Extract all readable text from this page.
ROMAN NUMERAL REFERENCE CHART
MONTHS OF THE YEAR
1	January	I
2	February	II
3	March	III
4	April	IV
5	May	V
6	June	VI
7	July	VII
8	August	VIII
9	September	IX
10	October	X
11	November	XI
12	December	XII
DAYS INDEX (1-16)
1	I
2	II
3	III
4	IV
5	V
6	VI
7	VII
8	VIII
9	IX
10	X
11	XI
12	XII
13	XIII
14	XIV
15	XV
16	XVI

━━━━━━

Reproduce the whole listing word for word.

## Finished task
Extract all readable text from this page.
ROMAN NUMERAL REFERENCE CHART
MONTHS OF THE YEAR
1	January	I
2	February	II
3	March	III
4	April	IV
5	May	V
6	June	VI
7	July	VII
8	August	VIII
9	September	IX
10	October	X
11	November	XI
12	December	XII
DAYS INDEX (1-16)
1	I
2	II
3	III
4	IV
5	V
6	VI
7	VII
8	VIII
9	IX
10	X
11	XI
12	XII
13	XIII
14	XIV
15	XV
16	XVI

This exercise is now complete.